- STATED PROBLEM:
Recast the records from the line with "Polygon shape [199,754,219,772]" up to and including the line with "Polygon shape [129,386,147,408]" as a Markdown table with the columns Row and Line. Give each line its own row and skip any blank lines.

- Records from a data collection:
◆ ◆ ◆

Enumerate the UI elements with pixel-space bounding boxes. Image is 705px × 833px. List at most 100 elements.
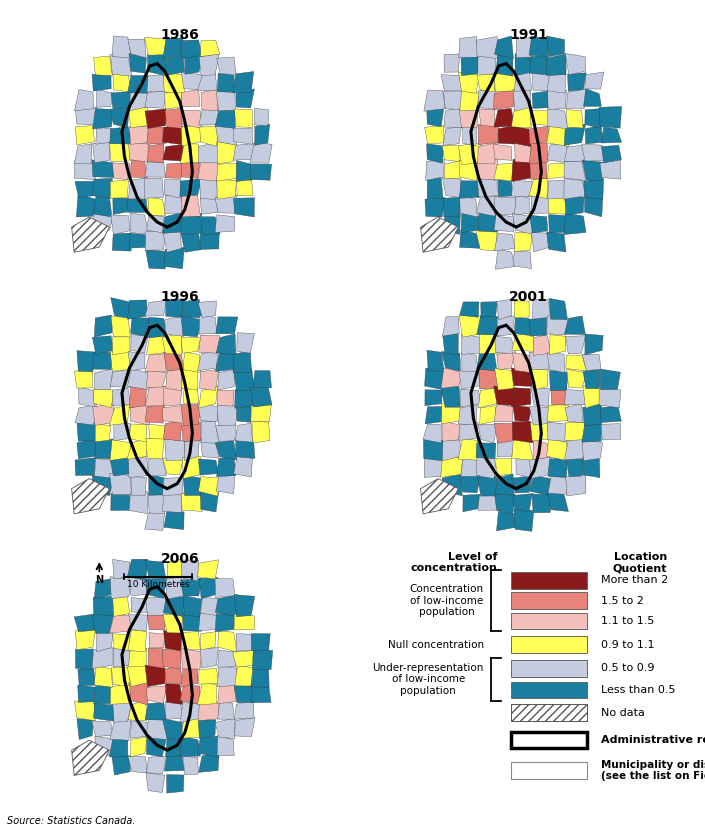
Polygon shape [199,754,219,772]
Polygon shape [145,91,167,108]
Polygon shape [164,179,180,198]
Polygon shape [547,491,568,511]
Polygon shape [235,109,252,127]
Polygon shape [200,126,219,146]
Bar [511,732,587,748]
Polygon shape [147,75,167,92]
Polygon shape [529,178,548,198]
Polygon shape [129,386,147,408]
Polygon shape [110,351,131,372]
Polygon shape [512,159,534,182]
Polygon shape [109,405,130,426]
Polygon shape [216,180,236,199]
Polygon shape [165,701,184,720]
Polygon shape [182,299,202,318]
Polygon shape [546,316,568,335]
Polygon shape [130,682,149,705]
Polygon shape [109,142,130,162]
Polygon shape [601,424,620,440]
Polygon shape [564,161,586,181]
Polygon shape [181,72,202,89]
Polygon shape [531,195,551,213]
Polygon shape [478,424,498,443]
Polygon shape [479,212,498,232]
Polygon shape [76,194,96,217]
Polygon shape [112,388,130,406]
Polygon shape [250,387,272,407]
Polygon shape [234,686,255,702]
Polygon shape [494,163,516,181]
Polygon shape [166,368,182,391]
Polygon shape [129,107,147,128]
Polygon shape [415,26,596,257]
Polygon shape [148,143,164,162]
Polygon shape [566,457,583,476]
Text: Concentration
of low-income
population: Concentration of low-income population [410,584,484,617]
Polygon shape [583,369,600,389]
Text: 10 Kilometres: 10 Kilometres [127,581,190,590]
Polygon shape [235,387,254,408]
Polygon shape [148,648,164,668]
Polygon shape [128,559,148,581]
Polygon shape [164,421,182,441]
Polygon shape [548,456,567,477]
Polygon shape [415,287,596,519]
Polygon shape [547,353,565,372]
Text: More than 2: More than 2 [601,576,668,586]
Polygon shape [479,109,495,127]
Polygon shape [601,369,620,390]
Polygon shape [529,36,548,57]
Polygon shape [547,422,569,441]
Polygon shape [547,72,566,93]
Polygon shape [146,719,167,740]
Polygon shape [183,631,200,650]
Polygon shape [496,55,513,76]
Polygon shape [216,89,235,111]
Polygon shape [93,214,113,235]
Polygon shape [181,124,202,146]
Bar [511,636,587,653]
Polygon shape [477,476,496,496]
Polygon shape [515,317,532,336]
Polygon shape [566,110,583,128]
Polygon shape [162,649,181,669]
Polygon shape [216,163,237,181]
Polygon shape [216,317,238,334]
Polygon shape [236,178,253,196]
Polygon shape [494,214,514,232]
Polygon shape [459,108,478,127]
Text: 1991: 1991 [509,28,548,42]
Polygon shape [513,251,532,269]
Polygon shape [92,475,113,496]
Polygon shape [201,598,220,616]
Polygon shape [127,438,149,460]
Polygon shape [110,719,131,741]
Polygon shape [92,404,114,426]
Polygon shape [165,108,182,128]
Polygon shape [218,369,235,390]
Polygon shape [565,390,585,405]
Polygon shape [550,335,565,355]
Polygon shape [250,142,272,163]
Polygon shape [128,300,147,319]
Polygon shape [236,634,252,651]
Bar [511,661,587,676]
Polygon shape [167,559,185,579]
Polygon shape [233,368,255,391]
Polygon shape [146,250,167,269]
Polygon shape [199,109,219,125]
Polygon shape [458,72,479,93]
Text: 2006: 2006 [161,551,199,566]
Polygon shape [565,476,586,496]
Bar [511,592,587,609]
Polygon shape [476,230,497,251]
Polygon shape [548,404,569,421]
Polygon shape [183,596,202,616]
Polygon shape [493,89,514,109]
Polygon shape [74,161,96,180]
Polygon shape [162,719,183,740]
Polygon shape [199,612,219,631]
Polygon shape [216,334,236,355]
Polygon shape [233,351,252,373]
Polygon shape [148,493,166,514]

◆ ◆ ◆

- WRITTEN SOLUTION:
| Row | Line |
|---|---|
| 1 | Polygon shape [199,754,219,772] |
| 2 | Polygon shape [145,91,167,108] |
| 3 | Polygon shape [164,179,180,198] |
| 4 | Polygon shape [547,491,568,511] |
| 5 | Polygon shape [235,109,252,127] |
| 6 | Polygon shape [200,126,219,146] |
| 7 | Bar [511,732,587,748] |
| 8 | Polygon shape [147,75,167,92] |
| 9 | Polygon shape [529,178,548,198] |
| 10 | Polygon shape [129,386,147,408] |